Brief:
Find out how many lines of the material contain the string "Default" and give only that figure.

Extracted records
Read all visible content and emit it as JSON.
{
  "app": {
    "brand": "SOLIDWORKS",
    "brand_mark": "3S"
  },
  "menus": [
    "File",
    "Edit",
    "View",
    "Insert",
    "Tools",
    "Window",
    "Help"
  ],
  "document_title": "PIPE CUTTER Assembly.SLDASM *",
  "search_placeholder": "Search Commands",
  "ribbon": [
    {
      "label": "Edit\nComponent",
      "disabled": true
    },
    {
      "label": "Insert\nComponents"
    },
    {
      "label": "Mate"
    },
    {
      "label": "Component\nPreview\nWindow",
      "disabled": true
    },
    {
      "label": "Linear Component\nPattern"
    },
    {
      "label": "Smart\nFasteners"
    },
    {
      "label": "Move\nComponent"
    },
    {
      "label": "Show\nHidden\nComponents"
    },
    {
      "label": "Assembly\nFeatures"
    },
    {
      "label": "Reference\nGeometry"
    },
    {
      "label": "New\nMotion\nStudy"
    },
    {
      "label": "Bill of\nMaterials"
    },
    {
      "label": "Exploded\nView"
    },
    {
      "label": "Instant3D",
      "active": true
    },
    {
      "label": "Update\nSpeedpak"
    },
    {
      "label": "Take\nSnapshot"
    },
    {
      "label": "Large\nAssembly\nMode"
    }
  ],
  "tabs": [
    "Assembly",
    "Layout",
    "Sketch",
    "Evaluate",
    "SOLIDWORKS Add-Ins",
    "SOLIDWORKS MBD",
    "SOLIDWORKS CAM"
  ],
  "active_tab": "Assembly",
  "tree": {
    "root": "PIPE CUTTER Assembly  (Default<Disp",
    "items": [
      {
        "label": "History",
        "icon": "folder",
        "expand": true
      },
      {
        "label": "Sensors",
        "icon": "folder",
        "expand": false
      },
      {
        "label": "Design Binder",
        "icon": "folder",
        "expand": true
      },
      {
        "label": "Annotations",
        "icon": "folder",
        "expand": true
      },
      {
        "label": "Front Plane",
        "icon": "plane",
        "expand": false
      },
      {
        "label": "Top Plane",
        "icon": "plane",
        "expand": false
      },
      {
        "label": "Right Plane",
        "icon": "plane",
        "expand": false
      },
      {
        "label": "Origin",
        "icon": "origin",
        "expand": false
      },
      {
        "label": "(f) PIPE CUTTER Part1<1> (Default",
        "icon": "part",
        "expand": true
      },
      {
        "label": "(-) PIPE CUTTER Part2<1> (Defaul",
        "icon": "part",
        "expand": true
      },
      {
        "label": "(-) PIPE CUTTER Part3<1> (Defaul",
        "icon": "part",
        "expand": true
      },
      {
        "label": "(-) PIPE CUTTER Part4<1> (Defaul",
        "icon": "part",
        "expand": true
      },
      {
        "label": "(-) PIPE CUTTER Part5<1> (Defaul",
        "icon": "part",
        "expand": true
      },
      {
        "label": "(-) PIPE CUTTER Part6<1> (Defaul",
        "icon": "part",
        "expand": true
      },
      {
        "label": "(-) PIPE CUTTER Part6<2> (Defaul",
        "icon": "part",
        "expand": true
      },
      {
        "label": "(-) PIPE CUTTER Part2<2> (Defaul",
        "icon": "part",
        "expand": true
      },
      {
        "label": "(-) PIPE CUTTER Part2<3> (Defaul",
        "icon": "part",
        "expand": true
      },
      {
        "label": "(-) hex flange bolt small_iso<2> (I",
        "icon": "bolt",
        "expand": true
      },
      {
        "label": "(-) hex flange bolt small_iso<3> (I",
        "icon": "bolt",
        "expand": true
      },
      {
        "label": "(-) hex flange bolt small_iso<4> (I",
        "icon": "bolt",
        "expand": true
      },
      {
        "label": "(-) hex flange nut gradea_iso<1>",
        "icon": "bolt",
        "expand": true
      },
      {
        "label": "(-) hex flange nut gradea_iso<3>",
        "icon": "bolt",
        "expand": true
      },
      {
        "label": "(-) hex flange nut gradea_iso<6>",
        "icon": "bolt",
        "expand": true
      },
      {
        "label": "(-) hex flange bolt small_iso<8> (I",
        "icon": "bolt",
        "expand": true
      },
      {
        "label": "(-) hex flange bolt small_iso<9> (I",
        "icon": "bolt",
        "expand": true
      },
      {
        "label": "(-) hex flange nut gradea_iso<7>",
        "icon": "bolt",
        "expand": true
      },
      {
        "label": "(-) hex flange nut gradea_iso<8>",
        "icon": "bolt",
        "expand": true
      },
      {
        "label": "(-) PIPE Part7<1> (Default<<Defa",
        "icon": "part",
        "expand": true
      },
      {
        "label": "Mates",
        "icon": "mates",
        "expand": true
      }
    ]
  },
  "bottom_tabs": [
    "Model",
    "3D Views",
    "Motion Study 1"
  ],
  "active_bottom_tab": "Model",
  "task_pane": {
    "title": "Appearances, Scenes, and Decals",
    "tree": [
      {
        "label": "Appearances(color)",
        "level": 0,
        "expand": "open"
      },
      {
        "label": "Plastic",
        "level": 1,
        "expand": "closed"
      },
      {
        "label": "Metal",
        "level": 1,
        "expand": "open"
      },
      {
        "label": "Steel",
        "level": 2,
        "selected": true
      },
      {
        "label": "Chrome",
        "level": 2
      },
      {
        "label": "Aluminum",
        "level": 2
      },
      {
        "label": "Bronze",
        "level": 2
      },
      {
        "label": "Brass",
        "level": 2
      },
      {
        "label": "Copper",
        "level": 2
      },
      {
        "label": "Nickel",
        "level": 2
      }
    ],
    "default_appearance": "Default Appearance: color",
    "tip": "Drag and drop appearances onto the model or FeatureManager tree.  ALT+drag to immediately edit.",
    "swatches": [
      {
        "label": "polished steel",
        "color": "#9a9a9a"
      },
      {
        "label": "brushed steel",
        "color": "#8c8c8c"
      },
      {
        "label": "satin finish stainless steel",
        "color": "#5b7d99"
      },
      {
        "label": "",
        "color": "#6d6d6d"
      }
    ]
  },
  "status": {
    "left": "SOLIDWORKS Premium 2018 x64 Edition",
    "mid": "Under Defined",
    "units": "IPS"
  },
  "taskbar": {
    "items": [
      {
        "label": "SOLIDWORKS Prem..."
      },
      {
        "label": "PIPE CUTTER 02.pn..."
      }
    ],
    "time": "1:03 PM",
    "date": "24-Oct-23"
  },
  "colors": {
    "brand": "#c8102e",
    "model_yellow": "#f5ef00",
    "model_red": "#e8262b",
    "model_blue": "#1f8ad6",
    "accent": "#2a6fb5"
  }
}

Solution to the exercise:
4